*** Data excerpts
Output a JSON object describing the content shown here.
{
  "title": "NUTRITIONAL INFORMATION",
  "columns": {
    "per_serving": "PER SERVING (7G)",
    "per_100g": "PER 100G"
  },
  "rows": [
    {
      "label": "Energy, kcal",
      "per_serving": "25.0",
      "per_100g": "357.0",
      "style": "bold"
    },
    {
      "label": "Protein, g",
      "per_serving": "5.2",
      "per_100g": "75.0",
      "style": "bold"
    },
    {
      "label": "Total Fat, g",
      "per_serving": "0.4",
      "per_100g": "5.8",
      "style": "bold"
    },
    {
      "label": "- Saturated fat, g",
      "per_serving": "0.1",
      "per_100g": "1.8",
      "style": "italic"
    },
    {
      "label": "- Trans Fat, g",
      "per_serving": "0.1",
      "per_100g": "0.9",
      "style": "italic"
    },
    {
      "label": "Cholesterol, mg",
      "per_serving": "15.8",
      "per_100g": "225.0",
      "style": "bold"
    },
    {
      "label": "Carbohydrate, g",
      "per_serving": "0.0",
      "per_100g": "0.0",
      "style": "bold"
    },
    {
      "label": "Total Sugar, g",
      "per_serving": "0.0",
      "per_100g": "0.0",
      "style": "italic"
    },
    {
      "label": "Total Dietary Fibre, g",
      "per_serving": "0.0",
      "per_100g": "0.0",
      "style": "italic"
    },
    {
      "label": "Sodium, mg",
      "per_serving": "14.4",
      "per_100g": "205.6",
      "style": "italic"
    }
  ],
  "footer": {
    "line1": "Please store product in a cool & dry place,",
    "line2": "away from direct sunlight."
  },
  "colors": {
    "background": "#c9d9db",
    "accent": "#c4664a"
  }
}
******
*** Data excerpts
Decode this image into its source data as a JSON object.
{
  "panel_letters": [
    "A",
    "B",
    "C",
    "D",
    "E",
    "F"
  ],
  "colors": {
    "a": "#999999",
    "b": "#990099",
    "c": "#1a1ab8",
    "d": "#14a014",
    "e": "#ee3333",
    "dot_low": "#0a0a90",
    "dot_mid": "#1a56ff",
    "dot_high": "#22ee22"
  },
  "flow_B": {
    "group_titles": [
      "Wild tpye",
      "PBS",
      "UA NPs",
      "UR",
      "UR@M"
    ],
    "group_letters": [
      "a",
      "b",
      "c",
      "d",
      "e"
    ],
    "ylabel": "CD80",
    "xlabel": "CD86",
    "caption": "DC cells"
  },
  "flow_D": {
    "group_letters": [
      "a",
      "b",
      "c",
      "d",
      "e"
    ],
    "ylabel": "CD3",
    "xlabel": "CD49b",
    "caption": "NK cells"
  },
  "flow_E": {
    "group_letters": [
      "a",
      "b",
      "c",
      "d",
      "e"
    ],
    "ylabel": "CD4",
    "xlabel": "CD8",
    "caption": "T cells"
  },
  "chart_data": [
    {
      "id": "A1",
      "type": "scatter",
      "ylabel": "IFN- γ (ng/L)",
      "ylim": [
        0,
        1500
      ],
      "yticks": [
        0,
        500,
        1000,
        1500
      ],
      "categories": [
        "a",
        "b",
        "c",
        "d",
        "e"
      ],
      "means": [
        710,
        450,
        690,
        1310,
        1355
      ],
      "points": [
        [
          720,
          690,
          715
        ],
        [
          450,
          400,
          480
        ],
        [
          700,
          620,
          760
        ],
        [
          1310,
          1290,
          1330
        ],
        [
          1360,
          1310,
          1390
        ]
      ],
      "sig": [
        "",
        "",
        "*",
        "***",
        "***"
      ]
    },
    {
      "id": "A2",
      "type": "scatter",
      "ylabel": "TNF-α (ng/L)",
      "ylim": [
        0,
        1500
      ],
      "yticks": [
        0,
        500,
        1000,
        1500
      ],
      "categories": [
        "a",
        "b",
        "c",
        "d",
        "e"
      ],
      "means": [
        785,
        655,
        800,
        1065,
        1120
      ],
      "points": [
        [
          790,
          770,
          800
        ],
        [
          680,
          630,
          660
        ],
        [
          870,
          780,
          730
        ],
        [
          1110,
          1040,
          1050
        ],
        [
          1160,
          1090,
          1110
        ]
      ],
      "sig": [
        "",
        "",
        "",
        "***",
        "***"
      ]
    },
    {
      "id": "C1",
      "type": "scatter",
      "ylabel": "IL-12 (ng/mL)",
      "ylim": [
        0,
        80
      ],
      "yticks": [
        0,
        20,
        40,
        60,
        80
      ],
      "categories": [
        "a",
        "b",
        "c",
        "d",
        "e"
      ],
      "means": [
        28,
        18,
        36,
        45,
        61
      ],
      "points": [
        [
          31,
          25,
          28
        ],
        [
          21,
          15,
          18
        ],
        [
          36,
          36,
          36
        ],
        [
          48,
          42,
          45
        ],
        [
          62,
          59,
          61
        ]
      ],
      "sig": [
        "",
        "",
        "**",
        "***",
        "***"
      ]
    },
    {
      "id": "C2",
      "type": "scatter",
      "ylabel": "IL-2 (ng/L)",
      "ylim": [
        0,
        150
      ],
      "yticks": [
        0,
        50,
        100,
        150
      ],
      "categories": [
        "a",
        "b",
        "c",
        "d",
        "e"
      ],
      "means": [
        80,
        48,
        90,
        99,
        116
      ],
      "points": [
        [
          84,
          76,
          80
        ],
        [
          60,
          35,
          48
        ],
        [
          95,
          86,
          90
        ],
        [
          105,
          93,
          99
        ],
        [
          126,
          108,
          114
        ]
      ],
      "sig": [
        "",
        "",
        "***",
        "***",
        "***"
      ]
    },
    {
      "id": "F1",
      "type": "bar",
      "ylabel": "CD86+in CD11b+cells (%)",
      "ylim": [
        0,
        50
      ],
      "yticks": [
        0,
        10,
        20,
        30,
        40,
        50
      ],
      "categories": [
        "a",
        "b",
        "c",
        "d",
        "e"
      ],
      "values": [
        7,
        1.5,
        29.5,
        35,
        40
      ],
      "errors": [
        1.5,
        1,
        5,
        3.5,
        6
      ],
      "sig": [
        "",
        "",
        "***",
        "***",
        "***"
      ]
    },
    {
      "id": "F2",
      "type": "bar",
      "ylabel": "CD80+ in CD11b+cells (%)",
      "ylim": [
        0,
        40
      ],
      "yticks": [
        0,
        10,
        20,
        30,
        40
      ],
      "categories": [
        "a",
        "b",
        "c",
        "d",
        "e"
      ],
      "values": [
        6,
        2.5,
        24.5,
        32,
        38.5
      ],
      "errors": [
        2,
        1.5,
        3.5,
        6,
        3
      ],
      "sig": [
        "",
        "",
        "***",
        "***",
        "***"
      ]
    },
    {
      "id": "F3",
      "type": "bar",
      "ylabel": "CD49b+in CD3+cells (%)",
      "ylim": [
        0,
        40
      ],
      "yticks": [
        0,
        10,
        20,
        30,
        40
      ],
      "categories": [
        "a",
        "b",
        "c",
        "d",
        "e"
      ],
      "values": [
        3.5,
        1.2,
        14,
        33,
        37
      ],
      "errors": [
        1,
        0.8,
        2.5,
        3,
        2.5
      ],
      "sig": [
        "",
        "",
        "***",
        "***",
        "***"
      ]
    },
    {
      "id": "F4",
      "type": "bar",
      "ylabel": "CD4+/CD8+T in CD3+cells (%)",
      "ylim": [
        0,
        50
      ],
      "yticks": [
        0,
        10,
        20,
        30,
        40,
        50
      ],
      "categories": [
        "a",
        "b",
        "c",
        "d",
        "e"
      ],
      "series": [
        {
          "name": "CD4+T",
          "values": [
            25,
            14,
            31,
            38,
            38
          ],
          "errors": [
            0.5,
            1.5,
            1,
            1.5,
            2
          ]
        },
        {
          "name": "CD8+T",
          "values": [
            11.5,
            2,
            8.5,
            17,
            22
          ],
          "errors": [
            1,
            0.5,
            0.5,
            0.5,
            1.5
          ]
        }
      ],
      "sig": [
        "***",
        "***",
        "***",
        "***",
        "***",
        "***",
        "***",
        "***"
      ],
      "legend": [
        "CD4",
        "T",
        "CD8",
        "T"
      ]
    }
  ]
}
******
* _Problem to solve_:
Pull every line holding "cells" out of the records.

* _Answer for the task_:
    "caption": "DC cells"
    "caption": "NK cells"
    "caption": "T cells"
      "ylabel": "CD86+in CD11b+cells (%)",
      "ylabel": "CD80+ in CD11b+cells (%)",
      "ylabel": "CD49b+in CD3+cells (%)",
      "ylabel": "CD4+/CD8+T in CD3+cells (%)",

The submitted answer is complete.